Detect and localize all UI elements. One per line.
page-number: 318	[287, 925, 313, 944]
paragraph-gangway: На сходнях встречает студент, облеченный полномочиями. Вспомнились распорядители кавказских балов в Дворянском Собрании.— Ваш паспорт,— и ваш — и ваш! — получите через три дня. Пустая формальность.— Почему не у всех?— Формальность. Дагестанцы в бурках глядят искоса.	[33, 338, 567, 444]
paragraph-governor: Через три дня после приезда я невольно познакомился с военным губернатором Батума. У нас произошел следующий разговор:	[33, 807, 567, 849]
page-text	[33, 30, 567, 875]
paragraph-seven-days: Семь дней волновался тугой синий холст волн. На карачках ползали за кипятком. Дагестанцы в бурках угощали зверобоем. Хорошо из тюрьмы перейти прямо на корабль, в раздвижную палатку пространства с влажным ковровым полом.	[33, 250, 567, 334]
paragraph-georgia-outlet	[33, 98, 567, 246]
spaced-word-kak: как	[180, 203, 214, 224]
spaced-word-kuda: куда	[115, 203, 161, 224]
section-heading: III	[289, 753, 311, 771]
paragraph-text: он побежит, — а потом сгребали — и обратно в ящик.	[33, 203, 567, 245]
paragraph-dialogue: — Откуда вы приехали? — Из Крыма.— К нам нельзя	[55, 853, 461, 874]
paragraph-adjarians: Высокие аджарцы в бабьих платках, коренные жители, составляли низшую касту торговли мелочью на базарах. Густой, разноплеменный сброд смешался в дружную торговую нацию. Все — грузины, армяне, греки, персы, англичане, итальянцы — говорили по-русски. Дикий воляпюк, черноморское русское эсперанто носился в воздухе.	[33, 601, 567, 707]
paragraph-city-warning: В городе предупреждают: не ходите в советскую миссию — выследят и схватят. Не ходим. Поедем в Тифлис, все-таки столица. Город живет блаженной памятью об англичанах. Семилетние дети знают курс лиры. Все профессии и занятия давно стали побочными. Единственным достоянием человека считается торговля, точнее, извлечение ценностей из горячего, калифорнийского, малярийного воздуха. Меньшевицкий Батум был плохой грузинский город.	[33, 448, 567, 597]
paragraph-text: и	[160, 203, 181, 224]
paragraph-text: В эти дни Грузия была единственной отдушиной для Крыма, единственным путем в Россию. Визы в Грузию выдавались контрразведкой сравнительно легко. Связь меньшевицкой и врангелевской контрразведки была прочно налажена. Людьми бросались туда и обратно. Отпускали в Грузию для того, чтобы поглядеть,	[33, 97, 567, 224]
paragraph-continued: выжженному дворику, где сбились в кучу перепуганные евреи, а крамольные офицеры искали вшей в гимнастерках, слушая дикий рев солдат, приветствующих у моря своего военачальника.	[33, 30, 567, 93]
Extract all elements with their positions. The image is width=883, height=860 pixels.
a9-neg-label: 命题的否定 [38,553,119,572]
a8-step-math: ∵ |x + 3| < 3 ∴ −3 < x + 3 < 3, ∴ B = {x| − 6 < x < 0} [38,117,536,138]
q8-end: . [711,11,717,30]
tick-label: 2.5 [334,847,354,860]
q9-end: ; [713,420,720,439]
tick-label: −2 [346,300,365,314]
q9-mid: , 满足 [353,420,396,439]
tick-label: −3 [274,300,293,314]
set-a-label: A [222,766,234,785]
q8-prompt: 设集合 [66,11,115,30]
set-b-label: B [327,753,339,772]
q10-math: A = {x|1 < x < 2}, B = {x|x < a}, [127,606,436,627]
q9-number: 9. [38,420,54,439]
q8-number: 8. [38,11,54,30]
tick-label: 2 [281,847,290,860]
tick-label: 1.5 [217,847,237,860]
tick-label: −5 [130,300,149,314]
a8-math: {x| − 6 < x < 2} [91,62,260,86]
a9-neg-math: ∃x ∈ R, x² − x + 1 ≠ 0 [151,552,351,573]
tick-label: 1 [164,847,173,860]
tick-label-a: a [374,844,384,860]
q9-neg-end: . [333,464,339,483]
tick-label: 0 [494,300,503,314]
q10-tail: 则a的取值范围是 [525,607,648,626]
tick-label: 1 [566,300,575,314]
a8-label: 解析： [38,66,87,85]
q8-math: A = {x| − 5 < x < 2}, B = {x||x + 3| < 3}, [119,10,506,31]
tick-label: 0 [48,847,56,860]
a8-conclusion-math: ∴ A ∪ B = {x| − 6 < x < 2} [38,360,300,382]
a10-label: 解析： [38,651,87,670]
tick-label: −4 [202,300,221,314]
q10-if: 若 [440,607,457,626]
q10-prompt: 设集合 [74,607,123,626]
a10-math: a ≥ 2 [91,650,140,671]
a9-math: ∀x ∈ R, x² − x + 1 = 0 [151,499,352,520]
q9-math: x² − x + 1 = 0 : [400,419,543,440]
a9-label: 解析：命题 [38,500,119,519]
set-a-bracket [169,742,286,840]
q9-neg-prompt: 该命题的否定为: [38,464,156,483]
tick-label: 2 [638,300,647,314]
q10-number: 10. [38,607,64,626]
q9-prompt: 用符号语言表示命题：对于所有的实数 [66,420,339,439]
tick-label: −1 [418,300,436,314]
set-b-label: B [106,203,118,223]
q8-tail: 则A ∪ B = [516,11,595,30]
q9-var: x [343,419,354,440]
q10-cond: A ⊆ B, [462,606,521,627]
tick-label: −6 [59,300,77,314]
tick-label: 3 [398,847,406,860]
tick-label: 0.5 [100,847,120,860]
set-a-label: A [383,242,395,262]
◆ ◆ ◆ ◆ ◆
Please output these records line for line, exactly as they stand, covering all of them.

• [WRITTEN REPLY]:
Detect and localize all UI elements. One per line.
page-number: 318	[287, 925, 313, 944]
paragraph-gangway: На сходнях встречает студент, облеченный полномочиями. Вспомнились распорядители кавказских балов в Дворянском Собрании.— Ваш паспорт,— и ваш — и ваш! — получите через три дня. Пустая формальность.— Почему не у всех?— Формальность. Дагестанцы в бурках глядят искоса.	[33, 338, 567, 444]
paragraph-governor: Через три дня после приезда я невольно познакомился с военным губернатором Батума. У нас произошел следующий разговор:	[33, 807, 567, 849]
page-text	[33, 30, 567, 875]
paragraph-seven-days: Семь дней волновался тугой синий холст волн. На карачках ползали за кипятком. Дагестанцы в бурках угощали зверобоем. Хорошо из тюрьмы перейти прямо на корабль, в раздвижную палатку пространства с влажным ковровым полом.	[33, 250, 567, 334]
paragraph-georgia-outlet	[33, 98, 567, 246]
spaced-word-kak: как	[180, 203, 214, 224]
spaced-word-kuda: куда	[115, 203, 161, 224]
section-heading: III	[289, 753, 311, 771]
paragraph-text: он побежит, — а потом сгребали — и обратно в ящик.	[33, 203, 567, 245]
paragraph-dialogue: — Откуда вы приехали? — Из Крыма.— К нам нельзя	[55, 853, 461, 874]
paragraph-adjarians: Высокие аджарцы в бабьих платках, коренные жители, составляли низшую касту торговли мелочью на базарах. Густой, разноплеменный сброд смешался в дружную торговую нацию. Все — грузины, армяне, греки, персы, англичане, итальянцы — говорили по-русски. Дикий воляпюк, черноморское русское эсперанто носился в воздухе.	[33, 601, 567, 707]
paragraph-city-warning: В городе предупреждают: не ходите в советскую миссию — выследят и схватят. Не ходим. Поедем в Тифлис, все-таки столица. Город живет блаженной памятью об англичанах. Семилетние дети знают курс лиры. Все профессии и занятия давно стали побочными. Единственным достоянием человека считается торговля, точнее, извлечение ценностей из горячего, калифорнийского, малярийного воздуха. Меньшевицкий Батум был плохой грузинский город.	[33, 448, 567, 597]
paragraph-text: и	[160, 203, 181, 224]
paragraph-text: В эти дни Грузия была единственной отдушиной для Крыма, единственным путем в Россию. Визы в Грузию выдавались контрразведкой сравнительно легко. Связь меньшевицкой и врангелевской контрразведки была прочно налажена. Людьми бросались туда и обратно. Отпускали в Грузию для того, чтобы поглядеть,	[33, 97, 567, 224]
paragraph-continued: выжженному дворику, где сбились в кучу перепуганные евреи, а крамольные офицеры искали вшей в гимнастерках, слушая дикий рев солдат, приветствующих у моря своего военачальника.	[33, 30, 567, 93]
Extract all elements with their positions. The image is width=883, height=860 pixels.
a9-neg-label: 命题的否定 [38,553,119,572]
a8-step-math: ∵ |x + 3| < 3 ∴ −3 < x + 3 < 3, ∴ B = {x| − 6 < x < 0} [38,117,536,138]
q8-end: . [711,11,717,30]
tick-label: 2.5 [334,847,354,860]
q9-end: ; [713,420,720,439]
tick-label: −2 [346,300,365,314]
q9-mid: , 满足 [353,420,396,439]
tick-label: −3 [274,300,293,314]
set-a-label: A [222,766,234,785]
q8-prompt: 设集合 [66,11,115,30]
set-b-label: B [327,753,339,772]
q10-math: A = {x|1 < x < 2}, B = {x|x < a}, [127,606,436,627]
q9-number: 9. [38,420,54,439]
q8-number: 8. [38,11,54,30]
tick-label: 2 [281,847,290,860]
tick-label: 1.5 [217,847,237,860]
tick-label: −5 [130,300,149,314]
a8-math: {x| − 6 < x < 2} [91,62,260,86]
a9-neg-math: ∃x ∈ R, x² − x + 1 ≠ 0 [151,552,351,573]
tick-label: 1 [164,847,173,860]
tick-label-a: a [374,844,384,860]
q9-neg-end: . [333,464,339,483]
tick-label: 0 [494,300,503,314]
q10-tail: 则a的取值范围是 [525,607,648,626]
tick-label: 1 [566,300,575,314]
a8-label: 解析： [38,66,87,85]
q8-math: A = {x| − 5 < x < 2}, B = {x||x + 3| < 3}, [119,10,506,31]
tick-label: 0 [48,847,56,860]
a8-conclusion-math: ∴ A ∪ B = {x| − 6 < x < 2} [38,360,300,382]
a10-label: 解析： [38,651,87,670]
tick-label: −4 [202,300,221,314]
q10-if: 若 [440,607,457,626]
q10-prompt: 设集合 [74,607,123,626]
a10-math: a ≥ 2 [91,650,140,671]
a9-math: ∀x ∈ R, x² − x + 1 = 0 [151,499,352,520]
q9-math: x² − x + 1 = 0 : [400,419,543,440]
a9-label: 解析：命题 [38,500,119,519]
set-a-bracket [169,742,286,840]
q9-neg-prompt: 该命题的否定为: [38,464,156,483]
tick-label: 2 [638,300,647,314]
q10-number: 10. [38,607,64,626]
q9-prompt: 用符号语言表示命题：对于所有的实数 [66,420,339,439]
tick-label: −1 [418,300,436,314]
set-b-label: B [106,203,118,223]
q8-tail: 则A ∪ B = [516,11,595,30]
q9-var: x [343,419,354,440]
q10-cond: A ⊆ B, [462,606,521,627]
tick-label: −6 [59,300,77,314]
tick-label: 3 [398,847,406,860]
tick-label: 0.5 [100,847,120,860]
set-a-label: A [383,242,395,262]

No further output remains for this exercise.